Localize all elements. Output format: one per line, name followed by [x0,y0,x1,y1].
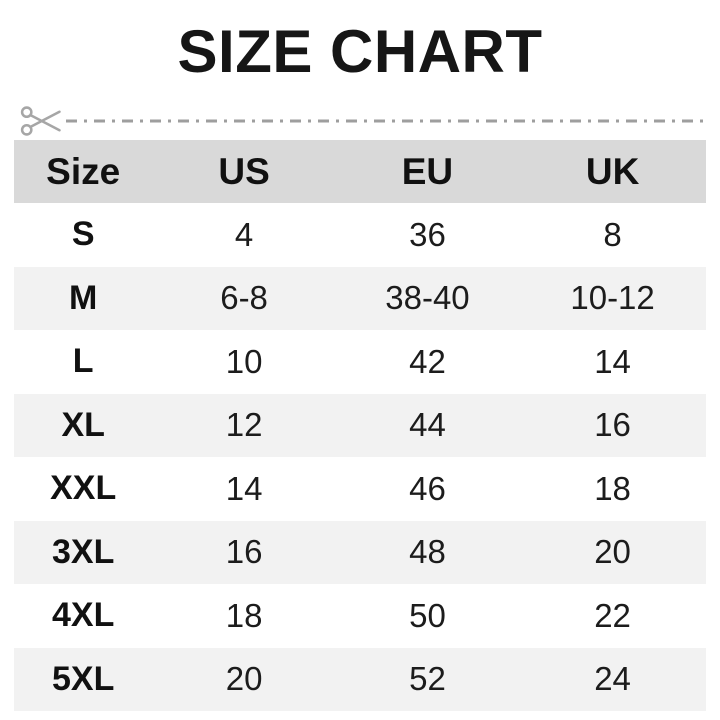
uk-cell: 22 [594,596,631,634]
us-cell: 14 [225,469,263,507]
us-cell: 10 [225,342,263,380]
us-cell: 12 [225,406,263,444]
table-row-m: M 6-8 38-40 10-12 [14,266,706,330]
eu-cell: 38-40 [385,279,470,317]
uk-cell: 18 [594,469,631,507]
size-cell: L [72,342,94,381]
eu-cell: 36 [409,215,446,253]
us-cell: 18 [225,596,263,634]
eu-cell: 50 [409,596,446,634]
size-cell: 4XL [52,596,115,635]
us-cell: 6-8 [220,279,268,317]
uk-cell: 16 [594,406,631,444]
eu-cell: 46 [409,469,446,507]
size-cell: M [69,278,98,317]
table-header-row: Size US EU UK [14,140,706,203]
eu-cell: 42 [409,342,446,380]
column-header-uk: UK [585,150,640,192]
table-row-xxl: XXL 14 46 18 [14,457,706,521]
eu-cell: 48 [409,533,446,571]
us-cell: 4 [234,215,254,253]
uk-cell: 14 [594,342,631,380]
column-header-us: US [218,150,270,192]
page-title: SIZE CHART [177,17,543,85]
size-cell: 5XL [52,659,115,698]
table-row-4xl: 4XL 18 50 22 [14,584,706,648]
eu-cell: 44 [409,406,446,444]
table-row-s: S 4 36 8 [14,203,706,267]
eu-cell: 52 [409,660,446,698]
scissors-icon [20,106,61,136]
size-table: Size US EU UK S 4 36 8 M 6-8 38-40 10-12… [14,140,706,711]
column-header-eu: EU [401,150,454,192]
uk-cell: 8 [603,215,622,253]
table-row-xl: XL 12 44 16 [14,393,706,457]
us-cell: 20 [225,660,263,698]
size-cell: XXL [50,469,117,508]
table-row-5xl: 5XL 20 52 24 [14,647,706,711]
column-header-size: Size [46,150,121,192]
uk-cell: 24 [594,660,631,698]
dashed-cut-line [66,119,706,123]
size-cell: XL [61,405,105,444]
uk-cell: 10-12 [570,279,655,317]
cut-line [0,102,720,140]
table-row-l: L 10 42 14 [14,330,706,394]
size-cell: S [71,215,95,254]
us-cell: 16 [225,533,263,571]
table-row-3xl: 3XL 16 48 20 [14,520,706,584]
uk-cell: 20 [594,533,631,571]
size-cell: 3XL [52,532,115,571]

§ What is being asked
Copy out every item above word for word, without the pictures.

§ Final result
Localize all elements. Output format: one per line, name followed by [x0,y0,x1,y1].
uk-cell: 22 [594,596,631,634]
us-cell: 14 [225,469,263,507]
us-cell: 10 [225,342,263,380]
us-cell: 12 [225,406,263,444]
table-row-m: M 6-8 38-40 10-12 [14,266,706,330]
eu-cell: 38-40 [385,279,470,317]
uk-cell: 18 [594,469,631,507]
size-cell: L [72,342,94,381]
eu-cell: 36 [409,215,446,253]
us-cell: 18 [225,596,263,634]
eu-cell: 50 [409,596,446,634]
size-cell: 4XL [52,596,115,635]
us-cell: 6-8 [220,279,268,317]
uk-cell: 16 [594,406,631,444]
eu-cell: 46 [409,469,446,507]
size-cell: M [69,278,98,317]
table-header-row: Size US EU UK [14,140,706,203]
eu-cell: 42 [409,342,446,380]
column-header-uk: UK [585,150,640,192]
table-row-xxl: XXL 14 46 18 [14,457,706,521]
eu-cell: 48 [409,533,446,571]
us-cell: 4 [234,215,254,253]
uk-cell: 14 [594,342,631,380]
column-header-us: US [218,150,270,192]
page-title: SIZE CHART [177,17,543,85]
size-cell: 5XL [52,659,115,698]
table-row-4xl: 4XL 18 50 22 [14,584,706,648]
eu-cell: 44 [409,406,446,444]
table-row-s: S 4 36 8 [14,203,706,267]
eu-cell: 52 [409,660,446,698]
scissors-icon [20,106,61,136]
size-table: Size US EU UK S 4 36 8 M 6-8 38-40 10-12… [14,140,706,711]
column-header-eu: EU [401,150,454,192]
uk-cell: 8 [603,215,622,253]
table-row-xl: XL 12 44 16 [14,393,706,457]
us-cell: 20 [225,660,263,698]
size-cell: XXL [50,469,117,508]
table-row-5xl: 5XL 20 52 24 [14,647,706,711]
column-header-size: Size [46,150,121,192]
uk-cell: 24 [594,660,631,698]
dashed-cut-line [66,119,706,123]
size-cell: XL [61,405,105,444]
uk-cell: 10-12 [570,279,655,317]
cut-line [0,102,720,140]
table-row-l: L 10 42 14 [14,330,706,394]
size-cell: S [71,215,95,254]
us-cell: 16 [225,533,263,571]
table-row-3xl: 3XL 16 48 20 [14,520,706,584]
uk-cell: 20 [594,533,631,571]
size-cell: 3XL [52,532,115,571]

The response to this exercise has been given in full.